-- The problem --
In the listing below, locate the lines that hold the string "piControl". Copy those lines.

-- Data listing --
────────

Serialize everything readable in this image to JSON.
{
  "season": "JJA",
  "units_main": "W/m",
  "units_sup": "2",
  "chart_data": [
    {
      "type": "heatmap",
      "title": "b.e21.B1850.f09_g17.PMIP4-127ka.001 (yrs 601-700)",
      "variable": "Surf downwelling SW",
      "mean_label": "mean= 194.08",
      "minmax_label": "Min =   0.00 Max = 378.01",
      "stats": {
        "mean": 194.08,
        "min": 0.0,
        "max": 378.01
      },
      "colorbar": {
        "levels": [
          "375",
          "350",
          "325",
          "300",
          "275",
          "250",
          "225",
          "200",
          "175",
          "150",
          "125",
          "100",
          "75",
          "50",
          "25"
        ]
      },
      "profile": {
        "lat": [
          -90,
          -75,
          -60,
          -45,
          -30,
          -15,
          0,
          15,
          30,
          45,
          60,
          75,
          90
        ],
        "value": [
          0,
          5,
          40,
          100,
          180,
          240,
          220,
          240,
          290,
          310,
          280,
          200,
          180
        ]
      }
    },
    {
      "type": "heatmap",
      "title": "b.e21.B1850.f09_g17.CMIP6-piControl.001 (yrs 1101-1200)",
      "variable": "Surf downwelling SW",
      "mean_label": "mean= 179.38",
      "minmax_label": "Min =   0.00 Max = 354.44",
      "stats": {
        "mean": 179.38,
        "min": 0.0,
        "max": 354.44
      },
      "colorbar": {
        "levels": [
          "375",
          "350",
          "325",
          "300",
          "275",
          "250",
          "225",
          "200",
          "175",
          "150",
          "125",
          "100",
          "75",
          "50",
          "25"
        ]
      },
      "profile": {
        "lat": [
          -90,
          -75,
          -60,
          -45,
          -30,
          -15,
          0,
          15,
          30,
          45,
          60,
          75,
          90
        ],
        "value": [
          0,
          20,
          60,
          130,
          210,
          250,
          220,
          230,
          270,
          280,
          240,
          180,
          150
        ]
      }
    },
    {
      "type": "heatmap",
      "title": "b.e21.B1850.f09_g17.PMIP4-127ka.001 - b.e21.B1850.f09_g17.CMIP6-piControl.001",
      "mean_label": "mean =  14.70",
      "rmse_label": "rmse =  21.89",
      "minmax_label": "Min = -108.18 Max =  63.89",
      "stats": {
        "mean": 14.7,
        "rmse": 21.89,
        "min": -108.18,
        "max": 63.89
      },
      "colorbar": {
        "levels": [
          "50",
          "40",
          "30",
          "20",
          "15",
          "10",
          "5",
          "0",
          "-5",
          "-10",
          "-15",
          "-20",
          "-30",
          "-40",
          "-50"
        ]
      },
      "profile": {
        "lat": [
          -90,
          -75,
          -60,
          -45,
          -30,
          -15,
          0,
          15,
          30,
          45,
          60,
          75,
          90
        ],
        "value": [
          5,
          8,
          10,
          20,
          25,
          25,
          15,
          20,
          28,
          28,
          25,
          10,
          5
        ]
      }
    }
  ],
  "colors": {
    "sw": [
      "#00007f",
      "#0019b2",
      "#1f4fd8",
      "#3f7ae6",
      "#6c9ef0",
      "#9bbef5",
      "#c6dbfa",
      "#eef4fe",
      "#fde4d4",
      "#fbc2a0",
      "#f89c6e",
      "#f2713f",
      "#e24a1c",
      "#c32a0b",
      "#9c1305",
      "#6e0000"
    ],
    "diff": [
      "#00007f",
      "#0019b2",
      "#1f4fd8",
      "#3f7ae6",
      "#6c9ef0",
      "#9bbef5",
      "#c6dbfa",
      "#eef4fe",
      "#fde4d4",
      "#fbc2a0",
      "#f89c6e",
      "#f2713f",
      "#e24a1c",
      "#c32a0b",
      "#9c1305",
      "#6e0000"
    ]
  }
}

────────

-- Solution to the exercise --
      "title": "b.e21.B1850.f09_g17.CMIP6-piControl.001 (yrs 1101-1200)",
      "title": "b.e21.B1850.f09_g17.PMIP4-127ka.001 - b.e21.B1850.f09_g17.CMIP6-piControl.001",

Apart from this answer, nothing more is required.